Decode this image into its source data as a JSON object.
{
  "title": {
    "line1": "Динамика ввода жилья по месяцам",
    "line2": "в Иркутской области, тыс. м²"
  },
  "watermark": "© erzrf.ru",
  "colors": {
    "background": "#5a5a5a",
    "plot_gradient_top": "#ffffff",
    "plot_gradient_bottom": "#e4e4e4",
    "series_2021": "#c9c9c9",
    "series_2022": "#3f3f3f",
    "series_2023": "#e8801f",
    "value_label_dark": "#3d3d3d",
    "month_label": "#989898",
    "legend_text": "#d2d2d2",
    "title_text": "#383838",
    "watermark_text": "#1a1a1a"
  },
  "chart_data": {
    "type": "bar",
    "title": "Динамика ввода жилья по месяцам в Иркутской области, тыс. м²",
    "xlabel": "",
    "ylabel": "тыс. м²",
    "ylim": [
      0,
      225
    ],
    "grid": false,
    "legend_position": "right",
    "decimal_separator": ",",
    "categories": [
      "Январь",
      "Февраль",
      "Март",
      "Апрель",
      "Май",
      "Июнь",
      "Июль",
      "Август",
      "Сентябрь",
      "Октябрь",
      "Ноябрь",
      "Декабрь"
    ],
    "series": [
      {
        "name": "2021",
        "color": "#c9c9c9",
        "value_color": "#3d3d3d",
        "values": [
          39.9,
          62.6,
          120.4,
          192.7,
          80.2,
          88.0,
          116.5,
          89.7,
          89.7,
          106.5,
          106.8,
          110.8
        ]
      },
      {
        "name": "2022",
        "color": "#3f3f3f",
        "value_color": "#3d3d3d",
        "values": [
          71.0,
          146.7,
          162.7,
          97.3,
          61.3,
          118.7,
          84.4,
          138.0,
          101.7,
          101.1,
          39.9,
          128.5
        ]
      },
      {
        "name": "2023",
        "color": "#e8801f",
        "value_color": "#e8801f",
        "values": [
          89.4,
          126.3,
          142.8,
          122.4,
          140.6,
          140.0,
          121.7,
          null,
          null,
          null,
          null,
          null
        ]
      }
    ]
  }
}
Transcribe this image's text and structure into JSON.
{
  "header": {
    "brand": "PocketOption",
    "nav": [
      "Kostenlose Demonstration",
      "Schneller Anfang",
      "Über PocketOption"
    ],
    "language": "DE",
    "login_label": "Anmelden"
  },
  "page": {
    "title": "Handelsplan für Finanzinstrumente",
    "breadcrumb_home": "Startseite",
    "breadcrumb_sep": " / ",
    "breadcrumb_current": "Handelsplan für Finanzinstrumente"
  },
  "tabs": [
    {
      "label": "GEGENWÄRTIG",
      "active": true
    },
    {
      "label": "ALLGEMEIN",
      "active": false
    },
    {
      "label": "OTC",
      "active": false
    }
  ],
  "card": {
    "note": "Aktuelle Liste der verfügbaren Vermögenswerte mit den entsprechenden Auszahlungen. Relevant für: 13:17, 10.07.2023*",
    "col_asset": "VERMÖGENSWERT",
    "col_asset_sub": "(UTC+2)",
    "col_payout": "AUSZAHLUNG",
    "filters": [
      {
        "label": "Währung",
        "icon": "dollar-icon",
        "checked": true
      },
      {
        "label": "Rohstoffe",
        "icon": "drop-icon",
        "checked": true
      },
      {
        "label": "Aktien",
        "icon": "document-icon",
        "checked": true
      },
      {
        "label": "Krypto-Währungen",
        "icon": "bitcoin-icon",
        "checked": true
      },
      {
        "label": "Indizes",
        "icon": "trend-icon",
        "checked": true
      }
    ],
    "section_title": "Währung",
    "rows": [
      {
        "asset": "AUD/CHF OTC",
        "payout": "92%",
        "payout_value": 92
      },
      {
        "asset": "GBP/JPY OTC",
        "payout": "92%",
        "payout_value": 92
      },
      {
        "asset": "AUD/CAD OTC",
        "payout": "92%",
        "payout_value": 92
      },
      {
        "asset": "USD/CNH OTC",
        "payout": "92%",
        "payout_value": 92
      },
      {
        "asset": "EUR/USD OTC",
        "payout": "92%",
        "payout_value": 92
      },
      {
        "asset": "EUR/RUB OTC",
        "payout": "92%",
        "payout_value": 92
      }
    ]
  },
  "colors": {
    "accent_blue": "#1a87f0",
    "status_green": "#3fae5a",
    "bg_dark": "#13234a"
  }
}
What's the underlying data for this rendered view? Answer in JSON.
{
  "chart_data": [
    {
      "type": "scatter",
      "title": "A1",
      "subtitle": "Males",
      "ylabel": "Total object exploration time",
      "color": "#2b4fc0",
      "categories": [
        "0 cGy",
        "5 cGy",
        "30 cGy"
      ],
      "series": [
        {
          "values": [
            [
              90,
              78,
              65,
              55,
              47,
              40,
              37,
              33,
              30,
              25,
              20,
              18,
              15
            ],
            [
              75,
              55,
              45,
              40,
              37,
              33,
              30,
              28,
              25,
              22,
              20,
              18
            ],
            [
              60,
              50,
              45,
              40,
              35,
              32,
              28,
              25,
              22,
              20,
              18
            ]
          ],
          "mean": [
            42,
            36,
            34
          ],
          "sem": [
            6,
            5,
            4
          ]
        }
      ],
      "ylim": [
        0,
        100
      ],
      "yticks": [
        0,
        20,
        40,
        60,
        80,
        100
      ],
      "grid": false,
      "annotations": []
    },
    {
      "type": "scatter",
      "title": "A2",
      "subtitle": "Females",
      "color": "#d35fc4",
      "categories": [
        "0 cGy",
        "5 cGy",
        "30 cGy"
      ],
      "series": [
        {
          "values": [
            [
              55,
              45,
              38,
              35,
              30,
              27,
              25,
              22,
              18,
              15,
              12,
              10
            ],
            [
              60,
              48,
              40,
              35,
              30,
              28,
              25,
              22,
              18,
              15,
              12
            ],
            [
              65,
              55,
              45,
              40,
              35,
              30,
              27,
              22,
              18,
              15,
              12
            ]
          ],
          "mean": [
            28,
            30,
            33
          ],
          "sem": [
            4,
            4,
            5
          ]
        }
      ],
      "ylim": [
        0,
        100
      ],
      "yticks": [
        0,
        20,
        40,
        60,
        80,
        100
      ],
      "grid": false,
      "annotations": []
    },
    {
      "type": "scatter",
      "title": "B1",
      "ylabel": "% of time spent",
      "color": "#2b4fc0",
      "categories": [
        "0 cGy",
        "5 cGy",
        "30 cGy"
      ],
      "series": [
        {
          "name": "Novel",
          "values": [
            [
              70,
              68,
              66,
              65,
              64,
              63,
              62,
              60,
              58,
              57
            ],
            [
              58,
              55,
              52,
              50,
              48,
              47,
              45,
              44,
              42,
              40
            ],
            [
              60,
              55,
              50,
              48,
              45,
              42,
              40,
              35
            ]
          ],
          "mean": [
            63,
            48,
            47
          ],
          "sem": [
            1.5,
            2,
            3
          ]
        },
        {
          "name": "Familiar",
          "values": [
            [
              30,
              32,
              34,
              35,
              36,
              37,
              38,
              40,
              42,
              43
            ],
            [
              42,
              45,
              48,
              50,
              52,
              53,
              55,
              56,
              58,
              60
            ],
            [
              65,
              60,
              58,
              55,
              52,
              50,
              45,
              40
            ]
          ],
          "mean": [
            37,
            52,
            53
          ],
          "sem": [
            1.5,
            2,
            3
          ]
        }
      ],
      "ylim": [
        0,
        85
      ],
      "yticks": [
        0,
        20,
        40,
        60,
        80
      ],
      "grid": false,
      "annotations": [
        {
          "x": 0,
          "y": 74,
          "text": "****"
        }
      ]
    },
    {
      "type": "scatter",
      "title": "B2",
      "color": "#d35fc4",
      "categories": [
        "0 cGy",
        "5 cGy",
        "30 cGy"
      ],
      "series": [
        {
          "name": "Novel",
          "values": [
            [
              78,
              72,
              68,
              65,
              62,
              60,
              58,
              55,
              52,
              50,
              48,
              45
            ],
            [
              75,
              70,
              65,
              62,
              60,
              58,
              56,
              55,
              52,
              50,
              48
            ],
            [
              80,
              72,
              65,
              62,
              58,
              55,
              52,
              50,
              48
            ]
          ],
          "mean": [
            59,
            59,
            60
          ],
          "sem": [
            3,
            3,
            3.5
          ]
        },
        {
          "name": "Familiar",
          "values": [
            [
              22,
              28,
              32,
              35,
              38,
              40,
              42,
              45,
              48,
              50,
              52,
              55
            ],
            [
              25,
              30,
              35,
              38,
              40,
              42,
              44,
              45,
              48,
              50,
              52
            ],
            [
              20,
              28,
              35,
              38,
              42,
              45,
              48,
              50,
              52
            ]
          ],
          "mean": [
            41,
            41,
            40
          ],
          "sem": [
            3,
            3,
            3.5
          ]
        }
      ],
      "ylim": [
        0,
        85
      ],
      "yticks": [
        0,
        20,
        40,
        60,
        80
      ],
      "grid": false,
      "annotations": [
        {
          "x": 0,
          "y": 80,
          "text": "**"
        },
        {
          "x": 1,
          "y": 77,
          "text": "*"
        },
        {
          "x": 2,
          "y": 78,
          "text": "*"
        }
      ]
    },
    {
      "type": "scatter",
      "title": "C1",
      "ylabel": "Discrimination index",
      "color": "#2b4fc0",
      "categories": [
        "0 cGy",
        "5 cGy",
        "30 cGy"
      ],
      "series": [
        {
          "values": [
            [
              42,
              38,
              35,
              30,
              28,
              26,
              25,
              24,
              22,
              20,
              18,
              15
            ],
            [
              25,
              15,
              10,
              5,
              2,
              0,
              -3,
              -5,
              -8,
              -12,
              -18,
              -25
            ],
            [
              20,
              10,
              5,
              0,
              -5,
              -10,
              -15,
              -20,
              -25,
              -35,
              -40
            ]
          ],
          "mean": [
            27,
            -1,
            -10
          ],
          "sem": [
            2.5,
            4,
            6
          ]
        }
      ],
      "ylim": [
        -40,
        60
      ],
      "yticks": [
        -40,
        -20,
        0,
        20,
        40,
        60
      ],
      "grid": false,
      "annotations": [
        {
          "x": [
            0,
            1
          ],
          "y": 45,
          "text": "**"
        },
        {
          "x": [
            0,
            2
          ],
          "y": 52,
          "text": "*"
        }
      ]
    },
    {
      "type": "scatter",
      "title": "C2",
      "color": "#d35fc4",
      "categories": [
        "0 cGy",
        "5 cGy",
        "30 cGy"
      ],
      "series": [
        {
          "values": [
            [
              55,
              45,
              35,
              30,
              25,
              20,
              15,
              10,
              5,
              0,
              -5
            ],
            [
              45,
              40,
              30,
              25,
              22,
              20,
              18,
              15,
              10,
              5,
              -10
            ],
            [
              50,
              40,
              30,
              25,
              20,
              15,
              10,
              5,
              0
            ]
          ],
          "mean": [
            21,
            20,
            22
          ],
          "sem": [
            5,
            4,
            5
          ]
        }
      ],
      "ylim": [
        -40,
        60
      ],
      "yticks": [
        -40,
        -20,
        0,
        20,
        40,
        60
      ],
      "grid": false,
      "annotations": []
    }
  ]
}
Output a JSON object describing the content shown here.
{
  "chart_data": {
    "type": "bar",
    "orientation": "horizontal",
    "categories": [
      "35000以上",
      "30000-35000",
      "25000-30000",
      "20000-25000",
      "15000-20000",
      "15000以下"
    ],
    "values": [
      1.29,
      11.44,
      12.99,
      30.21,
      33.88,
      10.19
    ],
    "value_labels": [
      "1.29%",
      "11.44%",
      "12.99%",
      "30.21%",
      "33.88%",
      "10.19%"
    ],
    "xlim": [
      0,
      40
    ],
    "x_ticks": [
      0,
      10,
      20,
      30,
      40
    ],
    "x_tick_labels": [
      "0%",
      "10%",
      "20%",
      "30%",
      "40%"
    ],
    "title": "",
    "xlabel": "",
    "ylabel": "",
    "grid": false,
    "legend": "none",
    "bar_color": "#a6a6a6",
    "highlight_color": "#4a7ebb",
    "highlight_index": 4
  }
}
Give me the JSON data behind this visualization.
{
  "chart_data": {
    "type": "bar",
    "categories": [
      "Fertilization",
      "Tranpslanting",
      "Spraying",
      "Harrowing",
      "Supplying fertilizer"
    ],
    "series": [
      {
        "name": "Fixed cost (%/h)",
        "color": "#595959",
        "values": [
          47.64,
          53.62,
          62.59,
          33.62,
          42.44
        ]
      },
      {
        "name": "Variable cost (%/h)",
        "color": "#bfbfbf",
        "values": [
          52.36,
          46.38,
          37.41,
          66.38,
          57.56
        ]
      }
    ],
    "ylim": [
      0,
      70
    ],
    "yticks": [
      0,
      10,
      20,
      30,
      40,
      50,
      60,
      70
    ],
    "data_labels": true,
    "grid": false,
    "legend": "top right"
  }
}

== Instructions for the task ==
Look above for the line containing "Output a JSON"; copy from it through the last line, exactly, and nothing more.

== Full response ==
Output a JSON object describing the content shown here.
{
  "chart_data": {
    "type": "bar",
    "orientation": "horizontal",
    "categories": [
      "35000以上",
      "30000-35000",
      "25000-30000",
      "20000-25000",
      "15000-20000",
      "15000以下"
    ],
    "values": [
      1.29,
      11.44,
      12.99,
      30.21,
      33.88,
      10.19
    ],
    "value_labels": [
      "1.29%",
      "11.44%",
      "12.99%",
      "30.21%",
      "33.88%",
      "10.19%"
    ],
    "xlim": [
      0,
      40
    ],
    "x_ticks": [
      0,
      10,
      20,
      30,
      40
    ],
    "x_tick_labels": [
      "0%",
      "10%",
      "20%",
      "30%",
      "40%"
    ],
    "title": "",
    "xlabel": "",
    "ylabel": "",
    "grid": false,
    "legend": "none",
    "bar_color": "#a6a6a6",
    "highlight_color": "#4a7ebb",
    "highlight_index": 4
  }
}
Give me the JSON data behind this visualization.
{
  "chart_data": {
    "type": "bar",
    "categories": [
      "Fertilization",
      "Tranpslanting",
      "Spraying",
      "Harrowing",
      "Supplying fertilizer"
    ],
    "series": [
      {
        "name": "Fixed cost (%/h)",
        "color": "#595959",
        "values": [
          47.64,
          53.62,
          62.59,
          33.62,
          42.44
        ]
      },
      {
        "name": "Variable cost (%/h)",
        "color": "#bfbfbf",
        "values": [
          52.36,
          46.38,
          37.41,
          66.38,
          57.56
        ]
      }
    ],
    "ylim": [
      0,
      70
    ],
    "yticks": [
      0,
      10,
      20,
      30,
      40,
      50,
      60,
      70
    ],
    "data_labels": true,
    "grid": false,
    "legend": "top right"
  }
}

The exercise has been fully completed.